Passage source:
....................
L'oeil d'Olivier Magne: «Joueurs, prenez le destin du rugby en main»
Publié le
mercredi 22 août 2018 à 19:45
Olivier Magne, ancien troisième-ligne de l'équipe de France, consultant de L'Équipe, livre sa vision personnelle de la saison de Top 14 qui s'ouvre samedi.
Olivier Magne est cette saison consultant pour L'Equipe. L'ancien troisième-ligne international français livrera son analyse personnelle chaque semaine de Top 14 et de Coupe d'Europe. À quelques jours de l'ouverture du Top 14, il exhorte les joueurs à prendre la responsabilité du jeu.
« Une nouvelle saison commence et j'avais envie de dresser une liste de voeux. Le premier n'est pas très original mais j'y tiens beaucoup : j'espère voir beaucoup plus d'équipes basculer dans un rugby résolument tourné vers l'attaque, plutôt qu'un jeu d'attente, de contre.
....................
Matériel:
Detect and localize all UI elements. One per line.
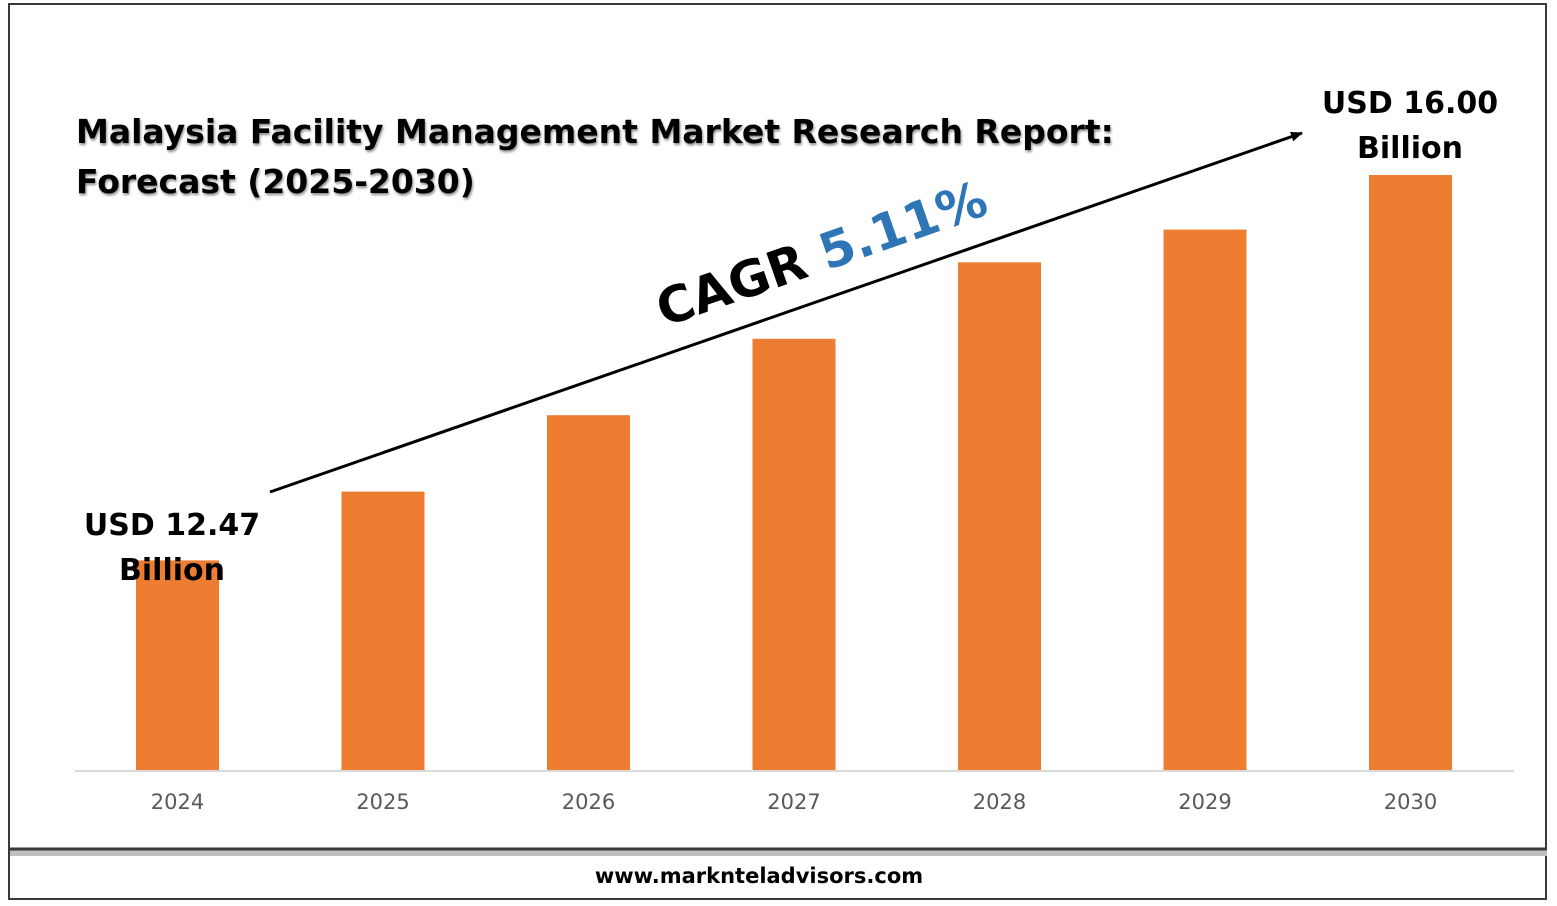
....................
Consigne donnée:
Rédigez la suite de la chronique sur l'ouverture de la saison de Top 14, en commençant après sa dernière phrase, s'il vous plaît.

Réponse ci-dessous:
C'est vrai, il y a eu du mieux la saison dernière - les stats en attestent (plus de 5 essais par match) - mais je sens encore de la timidité chez certaines équipes, d'autres qui manquent de spontanéité, de fraîcheur, font preuve d'inconstance lorsqu'elles sont en possession du ballon, certaines encore qui sont rattrapées par l'enjeu et la pression.
C'était particulièrement criant lors de la phase finale, où l'on est carrément resté sur notre faim. Le Top 14 ne peut pas se satisfaire du spectacle entrevu au printemps, ce n'est pas un rugby qui crée une émotion positive chez le public. Oui, les fondamentaux sont importants. Non, la défense n'est pas un gros mot. Mais elle ne doit pas être le moteur des équipes.
Permettre aux Bleus de briller
D'autant que, et j'y vois un lien très fort, ce rugby-là n'est pas celui qui gagne au niveau international. Or se profile la Coupe du monde dans un an. Mon deuxième souhait est donc que les clubs du Top 14 prennent conscience de leur rôle important pour permettre aux Bleus de briller au Mondial. Donner plus de temps de préparation à l'équipe de France, c'est très bien, mais j'aimerais aussi que dirigeants, entraîneurs, joueurs s'engagent dans une vision du rugby correspondant davantage à la vitesse et à la précision technique requises au plus haut niveau.
Enfin, après le choc causé par la mort du jeune Louis Fajfrowski, comment ne pas évoquer la question centrale de la santé des joueurs.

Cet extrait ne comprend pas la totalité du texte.